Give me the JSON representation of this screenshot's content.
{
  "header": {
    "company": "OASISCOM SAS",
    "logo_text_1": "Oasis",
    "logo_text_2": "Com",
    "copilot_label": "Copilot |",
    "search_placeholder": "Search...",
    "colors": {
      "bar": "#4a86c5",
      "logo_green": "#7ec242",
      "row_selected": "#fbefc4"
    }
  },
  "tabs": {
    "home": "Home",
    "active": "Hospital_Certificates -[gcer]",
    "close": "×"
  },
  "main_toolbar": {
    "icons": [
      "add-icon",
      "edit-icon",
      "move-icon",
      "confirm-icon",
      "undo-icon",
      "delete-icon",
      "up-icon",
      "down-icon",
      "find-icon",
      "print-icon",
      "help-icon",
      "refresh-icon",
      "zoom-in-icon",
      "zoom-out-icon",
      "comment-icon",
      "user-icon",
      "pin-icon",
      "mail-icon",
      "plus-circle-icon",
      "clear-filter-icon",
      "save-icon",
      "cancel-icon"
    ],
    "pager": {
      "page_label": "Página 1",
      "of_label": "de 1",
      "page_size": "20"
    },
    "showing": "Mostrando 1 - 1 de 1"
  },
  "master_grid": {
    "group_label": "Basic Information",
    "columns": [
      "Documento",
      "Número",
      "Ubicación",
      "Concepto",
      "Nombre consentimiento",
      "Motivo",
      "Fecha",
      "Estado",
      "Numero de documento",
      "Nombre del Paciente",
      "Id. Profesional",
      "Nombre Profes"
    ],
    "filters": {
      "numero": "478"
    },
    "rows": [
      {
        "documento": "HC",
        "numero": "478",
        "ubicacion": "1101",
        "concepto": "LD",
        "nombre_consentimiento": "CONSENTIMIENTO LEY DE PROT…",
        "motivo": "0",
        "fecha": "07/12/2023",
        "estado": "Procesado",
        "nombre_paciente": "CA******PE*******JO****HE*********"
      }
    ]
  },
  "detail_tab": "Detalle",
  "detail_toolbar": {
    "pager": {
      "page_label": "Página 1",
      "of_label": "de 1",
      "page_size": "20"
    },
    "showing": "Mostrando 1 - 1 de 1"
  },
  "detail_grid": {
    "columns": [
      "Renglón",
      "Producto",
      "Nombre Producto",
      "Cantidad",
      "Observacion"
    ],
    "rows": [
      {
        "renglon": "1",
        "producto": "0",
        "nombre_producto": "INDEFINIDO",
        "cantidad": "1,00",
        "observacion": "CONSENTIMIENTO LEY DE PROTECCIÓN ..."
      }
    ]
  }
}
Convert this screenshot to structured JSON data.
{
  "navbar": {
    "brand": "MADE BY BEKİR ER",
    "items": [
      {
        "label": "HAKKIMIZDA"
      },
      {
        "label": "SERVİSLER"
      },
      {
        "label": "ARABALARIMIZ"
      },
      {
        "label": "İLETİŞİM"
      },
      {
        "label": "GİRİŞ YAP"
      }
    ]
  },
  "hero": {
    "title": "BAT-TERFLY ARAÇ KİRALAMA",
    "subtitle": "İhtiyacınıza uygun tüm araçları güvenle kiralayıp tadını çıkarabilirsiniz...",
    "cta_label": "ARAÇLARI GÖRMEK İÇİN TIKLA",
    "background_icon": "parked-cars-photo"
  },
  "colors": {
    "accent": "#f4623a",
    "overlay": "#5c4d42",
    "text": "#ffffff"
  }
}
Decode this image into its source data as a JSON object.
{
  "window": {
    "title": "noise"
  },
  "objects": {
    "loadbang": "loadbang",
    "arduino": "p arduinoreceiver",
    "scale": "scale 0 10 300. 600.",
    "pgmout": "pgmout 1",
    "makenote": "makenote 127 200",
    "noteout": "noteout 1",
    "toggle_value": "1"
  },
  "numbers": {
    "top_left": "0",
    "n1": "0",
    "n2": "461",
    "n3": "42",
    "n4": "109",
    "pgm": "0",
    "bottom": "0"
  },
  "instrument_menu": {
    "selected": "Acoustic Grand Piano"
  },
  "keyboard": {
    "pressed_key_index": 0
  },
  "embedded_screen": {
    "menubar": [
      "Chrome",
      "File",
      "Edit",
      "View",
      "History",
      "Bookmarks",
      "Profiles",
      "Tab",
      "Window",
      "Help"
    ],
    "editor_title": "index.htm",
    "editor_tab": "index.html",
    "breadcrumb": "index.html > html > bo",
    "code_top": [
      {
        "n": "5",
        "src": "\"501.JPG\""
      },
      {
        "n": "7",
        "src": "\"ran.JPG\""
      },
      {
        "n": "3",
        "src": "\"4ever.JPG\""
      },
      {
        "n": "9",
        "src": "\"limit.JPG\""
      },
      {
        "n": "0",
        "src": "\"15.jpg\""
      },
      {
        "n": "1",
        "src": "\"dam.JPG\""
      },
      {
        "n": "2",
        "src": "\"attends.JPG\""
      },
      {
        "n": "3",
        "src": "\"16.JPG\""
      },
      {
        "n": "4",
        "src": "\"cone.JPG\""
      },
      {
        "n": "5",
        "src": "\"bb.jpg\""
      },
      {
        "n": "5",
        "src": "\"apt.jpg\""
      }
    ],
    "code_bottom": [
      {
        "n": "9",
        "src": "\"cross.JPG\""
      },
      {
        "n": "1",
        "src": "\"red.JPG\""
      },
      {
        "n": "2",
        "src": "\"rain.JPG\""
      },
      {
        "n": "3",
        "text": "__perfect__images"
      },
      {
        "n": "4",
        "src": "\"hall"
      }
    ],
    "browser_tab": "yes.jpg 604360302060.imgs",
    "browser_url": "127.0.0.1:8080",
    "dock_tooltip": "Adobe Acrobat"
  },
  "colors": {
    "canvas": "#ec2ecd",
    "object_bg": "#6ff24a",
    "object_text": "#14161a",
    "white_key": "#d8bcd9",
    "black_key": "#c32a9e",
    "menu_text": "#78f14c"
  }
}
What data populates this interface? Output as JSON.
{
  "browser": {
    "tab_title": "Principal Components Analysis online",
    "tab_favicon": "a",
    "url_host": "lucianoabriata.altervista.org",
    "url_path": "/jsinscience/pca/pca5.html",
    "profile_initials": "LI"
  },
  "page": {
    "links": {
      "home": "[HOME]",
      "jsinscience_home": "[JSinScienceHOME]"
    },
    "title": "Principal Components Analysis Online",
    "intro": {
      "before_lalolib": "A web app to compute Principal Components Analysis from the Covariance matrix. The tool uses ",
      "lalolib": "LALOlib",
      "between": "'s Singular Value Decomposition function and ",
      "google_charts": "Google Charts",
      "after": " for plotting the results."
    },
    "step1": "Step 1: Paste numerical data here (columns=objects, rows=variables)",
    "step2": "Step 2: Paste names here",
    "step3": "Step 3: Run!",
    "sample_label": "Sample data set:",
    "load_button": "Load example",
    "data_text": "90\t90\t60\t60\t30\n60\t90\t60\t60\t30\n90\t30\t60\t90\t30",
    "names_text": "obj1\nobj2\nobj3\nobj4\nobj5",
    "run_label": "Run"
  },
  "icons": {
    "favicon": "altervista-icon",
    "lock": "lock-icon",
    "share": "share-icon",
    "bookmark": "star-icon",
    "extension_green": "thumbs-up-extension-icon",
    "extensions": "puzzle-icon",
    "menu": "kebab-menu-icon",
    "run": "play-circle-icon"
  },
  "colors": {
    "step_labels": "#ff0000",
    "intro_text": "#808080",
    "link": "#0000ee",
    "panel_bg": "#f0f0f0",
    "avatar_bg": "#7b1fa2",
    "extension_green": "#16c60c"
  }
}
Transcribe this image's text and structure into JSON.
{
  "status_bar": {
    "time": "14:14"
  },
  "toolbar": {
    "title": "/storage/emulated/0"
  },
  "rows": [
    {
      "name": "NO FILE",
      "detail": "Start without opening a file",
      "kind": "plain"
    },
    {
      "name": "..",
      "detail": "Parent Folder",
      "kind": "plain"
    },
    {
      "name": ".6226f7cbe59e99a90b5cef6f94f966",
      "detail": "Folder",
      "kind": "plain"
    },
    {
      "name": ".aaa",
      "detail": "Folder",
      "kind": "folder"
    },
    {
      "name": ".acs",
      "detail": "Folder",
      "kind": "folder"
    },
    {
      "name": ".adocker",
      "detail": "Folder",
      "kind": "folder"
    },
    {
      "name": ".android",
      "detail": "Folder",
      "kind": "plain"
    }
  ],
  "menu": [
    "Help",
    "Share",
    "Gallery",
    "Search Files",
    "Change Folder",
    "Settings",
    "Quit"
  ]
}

- TASK PROMPT -
Above are the records. Copy every line in them holding "Analysis".

- FINISHED TASK -
    "tab_title": "Principal Components Analysis online",
    "title": "Principal Components Analysis Online",
      "before_lalolib": "A web app to compute Principal Components Analysis from the Covariance matrix. The tool uses ",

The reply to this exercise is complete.